To me, Harry Howell was the dependable workhorse, just inches short of super stardom, who gave 100% effort every night. His type of player has all but disappeared from sports -- a career lifer with one team who never seemed to complain and just did his job, no matter how bad the team was. And believe me, the Rangers teams in the early 60's were pretty bad. In that era,, it took years to overhaul a bad team and players had little say in where they were headed. Having gotten the chance to meet him off the ice, I was very impressed by how genuine and sincere a man he was. Just a great guy.
I never had the chance to meet Andy Bathgate but to me he was Cinderella in a dysfunctional family. He was an elegant, hard driving player, very creative and a wonderful passer. He was the Rangers one scoring star in this very desperate era. He was Mr. Ranger much in the way that Brian Leetch was regarded during his career. When he was traded to Toronto (with Don McKenney) he brought back three players (Bob Nevin, Rod Seiling & Arnie Brown) who would be regulars on the revived Rangers well into the 1970's. His trade came on a Saturday afternoon just before a Rangers-Leafs Saturday night game on WOR. Win Elliot kept advising viewers not to adjust their TV because Bathgate was indeed playing for the Leafs. As I remember it , the trade was heavily rumored as a chance to get Andy a Stanley Cup before he retired (although he did play a few more yers)
I remember watching Bathgate and Howell play in the early 60's. The trade shocked some fans, but Rod Seilig and Arnie Brown were two rookies who turned into good players. Jacques Plante also came to NY that year, and we all wanted to wear a mask like his when we played pond hockey.
This all seems strange and somewhat uninteresting to me as these guys played and retired before I (and plenty of posters here) was yet born.
Originally Posted by MalkinFan71
I don't have any... which means they should've done this 30 years ago...

______________________________

▶ Task 1:
Return the stretch of the Rangers hockey text from "I remember watching" through "30 years ago...", copying it word for word.
▶ Task 2:
In the Rangers hockey text, which three players came back to the Rangers when Andy Bathgate was traded to Toronto?
▶ Task 3:
Extend the Rangers hockey text, picking up right after its final sentence.

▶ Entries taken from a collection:
______________________________

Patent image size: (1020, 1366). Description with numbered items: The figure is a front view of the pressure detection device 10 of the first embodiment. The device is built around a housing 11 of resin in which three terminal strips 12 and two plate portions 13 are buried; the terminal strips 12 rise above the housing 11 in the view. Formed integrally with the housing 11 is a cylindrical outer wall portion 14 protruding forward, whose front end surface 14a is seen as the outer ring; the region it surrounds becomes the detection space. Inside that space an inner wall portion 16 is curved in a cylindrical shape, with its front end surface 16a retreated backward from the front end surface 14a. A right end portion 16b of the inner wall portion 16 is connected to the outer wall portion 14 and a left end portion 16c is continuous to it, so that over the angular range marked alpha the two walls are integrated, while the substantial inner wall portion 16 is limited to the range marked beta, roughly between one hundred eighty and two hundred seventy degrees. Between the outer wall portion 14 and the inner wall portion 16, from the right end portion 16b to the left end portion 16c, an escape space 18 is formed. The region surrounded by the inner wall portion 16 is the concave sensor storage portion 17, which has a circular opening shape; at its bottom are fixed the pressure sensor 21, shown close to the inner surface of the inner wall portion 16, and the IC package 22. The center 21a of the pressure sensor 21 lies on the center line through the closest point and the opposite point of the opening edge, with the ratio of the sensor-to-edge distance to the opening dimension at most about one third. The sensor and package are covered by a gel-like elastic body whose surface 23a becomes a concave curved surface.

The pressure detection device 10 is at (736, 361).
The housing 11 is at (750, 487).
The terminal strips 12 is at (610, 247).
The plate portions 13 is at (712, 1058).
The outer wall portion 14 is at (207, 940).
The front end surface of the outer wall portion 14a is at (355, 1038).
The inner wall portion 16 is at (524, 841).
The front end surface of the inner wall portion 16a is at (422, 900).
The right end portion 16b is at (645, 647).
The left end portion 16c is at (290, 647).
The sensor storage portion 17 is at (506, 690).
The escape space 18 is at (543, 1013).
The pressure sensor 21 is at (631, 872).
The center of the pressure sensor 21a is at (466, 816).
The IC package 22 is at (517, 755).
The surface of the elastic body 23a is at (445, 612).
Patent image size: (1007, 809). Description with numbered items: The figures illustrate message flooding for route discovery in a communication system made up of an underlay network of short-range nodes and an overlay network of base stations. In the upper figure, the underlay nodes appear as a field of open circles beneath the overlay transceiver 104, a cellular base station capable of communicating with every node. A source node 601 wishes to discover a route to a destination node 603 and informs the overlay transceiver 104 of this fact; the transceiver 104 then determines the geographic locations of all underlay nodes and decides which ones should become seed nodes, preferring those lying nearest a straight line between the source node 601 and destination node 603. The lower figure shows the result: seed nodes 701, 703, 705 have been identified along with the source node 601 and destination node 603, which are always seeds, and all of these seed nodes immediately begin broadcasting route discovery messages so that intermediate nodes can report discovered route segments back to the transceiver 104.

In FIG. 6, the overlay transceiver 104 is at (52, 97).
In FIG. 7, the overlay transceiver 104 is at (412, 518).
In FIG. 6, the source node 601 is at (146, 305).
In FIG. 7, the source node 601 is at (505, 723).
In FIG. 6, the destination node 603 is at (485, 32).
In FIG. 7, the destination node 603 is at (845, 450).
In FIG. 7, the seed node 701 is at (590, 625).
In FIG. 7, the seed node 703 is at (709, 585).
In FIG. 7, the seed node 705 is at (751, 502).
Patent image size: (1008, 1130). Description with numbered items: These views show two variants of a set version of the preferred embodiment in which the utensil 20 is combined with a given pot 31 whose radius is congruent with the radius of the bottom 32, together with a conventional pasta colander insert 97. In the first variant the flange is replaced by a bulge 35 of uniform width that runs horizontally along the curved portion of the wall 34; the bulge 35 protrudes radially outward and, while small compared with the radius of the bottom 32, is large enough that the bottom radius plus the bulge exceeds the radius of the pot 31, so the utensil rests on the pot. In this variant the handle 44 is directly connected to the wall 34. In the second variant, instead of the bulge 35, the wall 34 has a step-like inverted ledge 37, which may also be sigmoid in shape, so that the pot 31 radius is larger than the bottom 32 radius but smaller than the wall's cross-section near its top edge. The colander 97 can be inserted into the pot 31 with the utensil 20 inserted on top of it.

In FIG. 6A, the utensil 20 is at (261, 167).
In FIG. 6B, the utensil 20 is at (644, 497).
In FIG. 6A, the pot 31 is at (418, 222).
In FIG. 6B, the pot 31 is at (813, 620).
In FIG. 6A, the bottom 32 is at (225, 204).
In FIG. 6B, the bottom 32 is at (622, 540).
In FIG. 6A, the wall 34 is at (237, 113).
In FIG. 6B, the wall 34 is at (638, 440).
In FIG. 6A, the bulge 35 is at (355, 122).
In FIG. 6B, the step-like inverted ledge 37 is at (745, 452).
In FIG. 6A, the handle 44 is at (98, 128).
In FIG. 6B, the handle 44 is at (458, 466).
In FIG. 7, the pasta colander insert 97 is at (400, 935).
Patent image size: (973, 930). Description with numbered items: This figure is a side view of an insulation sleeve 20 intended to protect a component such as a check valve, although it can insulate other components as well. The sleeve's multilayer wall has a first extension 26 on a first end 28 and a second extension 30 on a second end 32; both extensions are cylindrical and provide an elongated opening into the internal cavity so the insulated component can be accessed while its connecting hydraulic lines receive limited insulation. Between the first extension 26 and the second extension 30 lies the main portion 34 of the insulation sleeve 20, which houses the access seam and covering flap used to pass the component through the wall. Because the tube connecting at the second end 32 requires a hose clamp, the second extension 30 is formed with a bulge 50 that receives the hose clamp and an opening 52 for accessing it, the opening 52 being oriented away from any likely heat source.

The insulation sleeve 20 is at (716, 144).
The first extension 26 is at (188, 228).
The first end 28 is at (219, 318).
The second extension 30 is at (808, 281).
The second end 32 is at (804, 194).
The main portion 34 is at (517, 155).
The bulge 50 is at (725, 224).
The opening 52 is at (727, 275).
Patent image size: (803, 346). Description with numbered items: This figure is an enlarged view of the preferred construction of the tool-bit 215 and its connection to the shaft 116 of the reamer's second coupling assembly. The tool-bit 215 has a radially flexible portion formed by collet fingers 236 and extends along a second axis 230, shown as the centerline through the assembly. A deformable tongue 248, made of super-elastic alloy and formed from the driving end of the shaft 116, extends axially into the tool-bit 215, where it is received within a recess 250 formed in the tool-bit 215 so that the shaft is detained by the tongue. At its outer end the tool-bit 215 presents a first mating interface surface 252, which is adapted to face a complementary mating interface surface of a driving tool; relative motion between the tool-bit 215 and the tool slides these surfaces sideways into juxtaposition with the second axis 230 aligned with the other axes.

______________________________

▶ Exercise result 1:
I remember watching Bathgate and Howell play in the early 60's. The trade shocked some fans, but Rod Seilig and Arnie Brown were two rookies who turned into good players. Jacques Plante also came to NY that year, and we all wanted to wear a mask like his when we played pond hockey.
This all seems strange and somewhat uninteresting to me as these guys played and retired before I (and plenty of posters here) was yet born.
Originally Posted by MalkinFan71
I don't have any... which means they should've done this 30 years ago...

▶ Exercise result 2:
Bob Nevin, Rod Seiling and Arnie Brown.

▶ Exercise result 3:
Fellows, I understand that younger fans do not know much about Andy Bathgate and Harry Howell but it would do each of us some good to understand the history and tradition of this team. There was a Rangers franchise long before 1994. Being a Ranger fan is not something that comes and goes -- For most of us here (no matter how long) it has been a passion since we first got interested in hockey and in many families it's the result of generations and generations of devotion to the team.
During the presentation on Sunday one of the produced videos talked about how being a Ranger fan is passed down through generations from father to son. When that video played I cryed like a baby. I can't tell you how much I wished my Dad was there with me Sunday to see those great players honored. Hopefully, someday you will be bringing your kids to the Garden to see other championships celebrated, players honored and sweaters retired.
I just wanted to thank you for the memories and tell you that your last post was very well spoken. (or would that be written?) Anyway, while I am younger then you, I started to watch the Rangers in the mid 70s, and I am surprised at how many of today's fans say that 1994 iswhen they became fans. I am glad to see that they stuck around, but like you, my fandom came from family. My Uncle, dad, and cousin all made sure that I was a Rangers fan, and I am glad they did. I welcome all of these stars that they remember, and actually get a warm fuzzy when I see teams like the Blackhawks doing the same. If you are afraid of running out of numbers do them as banners of honor, and allow the numbers to be reused, but for God's sake, there are a lot of good men that need to be recognized for what they did for the Broadway Blues!
Last edited by BringBackLibertys: 02-24-2009 at 02:24 PM.
My first memory of the Rangers is sort of strange but it involves Bathgate. I can't even place the year but it was around 1958. For some strange reason my Mom decided to take a walk of about a mile to the area of the Bronx where she had grown up and shop in a "diary store." I even remember the type of cheese she purchased. What was strange is that the store was on Bathgate Avenue. Later, when we got home, I remember turning on the TV, watching hockey and seeing a star player named Bathgate. Somehow a connection was made in my mind. That's my first NYR memory.